[Short exercise]
Render the material again word for word, skipping the pictures in it.

[Raw records]
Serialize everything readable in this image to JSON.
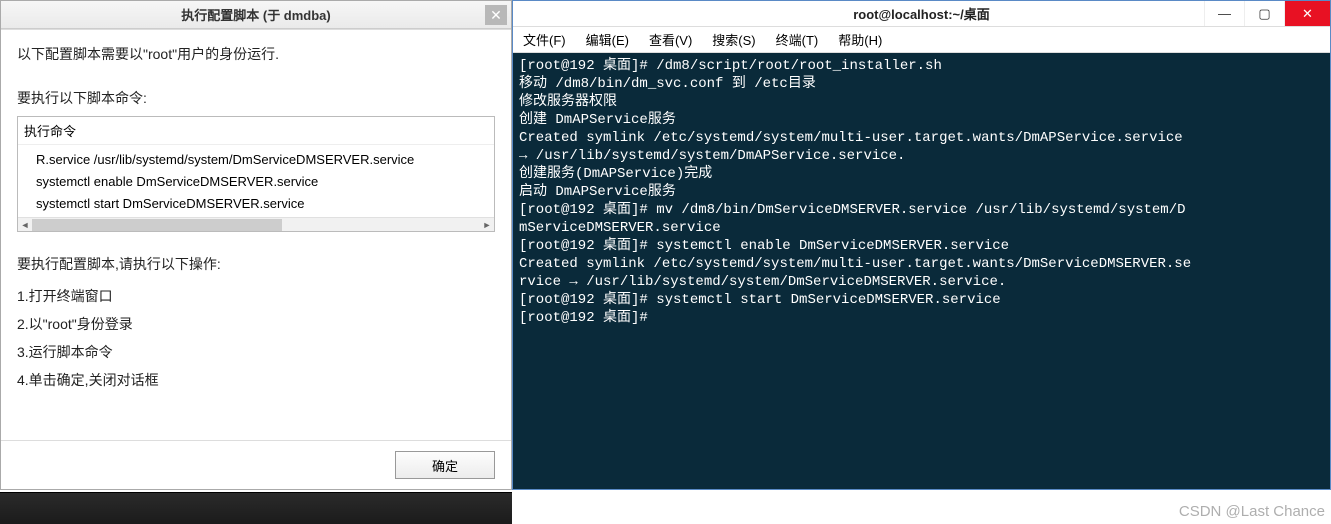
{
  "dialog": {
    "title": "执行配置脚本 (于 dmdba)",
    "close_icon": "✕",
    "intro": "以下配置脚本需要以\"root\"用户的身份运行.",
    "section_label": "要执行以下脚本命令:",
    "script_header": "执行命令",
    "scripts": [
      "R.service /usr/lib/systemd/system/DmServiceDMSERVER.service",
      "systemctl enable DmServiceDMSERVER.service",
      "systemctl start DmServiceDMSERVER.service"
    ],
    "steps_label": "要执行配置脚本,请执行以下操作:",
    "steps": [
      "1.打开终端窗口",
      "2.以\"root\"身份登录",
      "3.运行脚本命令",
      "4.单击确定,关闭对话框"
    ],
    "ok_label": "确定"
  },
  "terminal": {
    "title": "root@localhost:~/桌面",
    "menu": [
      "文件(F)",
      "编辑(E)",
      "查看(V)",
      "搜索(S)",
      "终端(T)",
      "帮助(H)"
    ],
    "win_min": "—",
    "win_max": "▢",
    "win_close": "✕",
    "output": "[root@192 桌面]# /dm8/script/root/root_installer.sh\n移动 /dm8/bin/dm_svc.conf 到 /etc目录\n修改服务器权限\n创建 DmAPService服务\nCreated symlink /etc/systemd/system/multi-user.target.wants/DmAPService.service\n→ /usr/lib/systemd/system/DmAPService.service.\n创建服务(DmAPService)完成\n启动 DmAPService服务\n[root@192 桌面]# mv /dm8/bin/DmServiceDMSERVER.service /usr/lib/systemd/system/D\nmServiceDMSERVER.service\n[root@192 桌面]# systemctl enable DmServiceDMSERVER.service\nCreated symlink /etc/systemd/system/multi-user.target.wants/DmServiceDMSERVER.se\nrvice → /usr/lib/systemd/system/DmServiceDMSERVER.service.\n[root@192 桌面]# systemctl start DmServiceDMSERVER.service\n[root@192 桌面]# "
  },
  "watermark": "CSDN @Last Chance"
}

[Exercise solution]
Serialize everything readable in this image to JSON.
{
  "dialog": {
    "title": "执行配置脚本 (于 dmdba)",
    "close_icon": "✕",
    "intro": "以下配置脚本需要以\"root\"用户的身份运行.",
    "section_label": "要执行以下脚本命令:",
    "script_header": "执行命令",
    "scripts": [
      "R.service /usr/lib/systemd/system/DmServiceDMSERVER.service",
      "systemctl enable DmServiceDMSERVER.service",
      "systemctl start DmServiceDMSERVER.service"
    ],
    "steps_label": "要执行配置脚本,请执行以下操作:",
    "steps": [
      "1.打开终端窗口",
      "2.以\"root\"身份登录",
      "3.运行脚本命令",
      "4.单击确定,关闭对话框"
    ],
    "ok_label": "确定"
  },
  "terminal": {
    "title": "root@localhost:~/桌面",
    "menu": [
      "文件(F)",
      "编辑(E)",
      "查看(V)",
      "搜索(S)",
      "终端(T)",
      "帮助(H)"
    ],
    "win_min": "—",
    "win_max": "▢",
    "win_close": "✕",
    "output": "[root@192 桌面]# /dm8/script/root/root_installer.sh\n移动 /dm8/bin/dm_svc.conf 到 /etc目录\n修改服务器权限\n创建 DmAPService服务\nCreated symlink /etc/systemd/system/multi-user.target.wants/DmAPService.service\n→ /usr/lib/systemd/system/DmAPService.service.\n创建服务(DmAPService)完成\n启动 DmAPService服务\n[root@192 桌面]# mv /dm8/bin/DmServiceDMSERVER.service /usr/lib/systemd/system/D\nmServiceDMSERVER.service\n[root@192 桌面]# systemctl enable DmServiceDMSERVER.service\nCreated symlink /etc/systemd/system/multi-user.target.wants/DmServiceDMSERVER.se\nrvice → /usr/lib/systemd/system/DmServiceDMSERVER.service.\n[root@192 桌面]# systemctl start DmServiceDMSERVER.service\n[root@192 桌面]# "
  },
  "watermark": "CSDN @Last Chance"
}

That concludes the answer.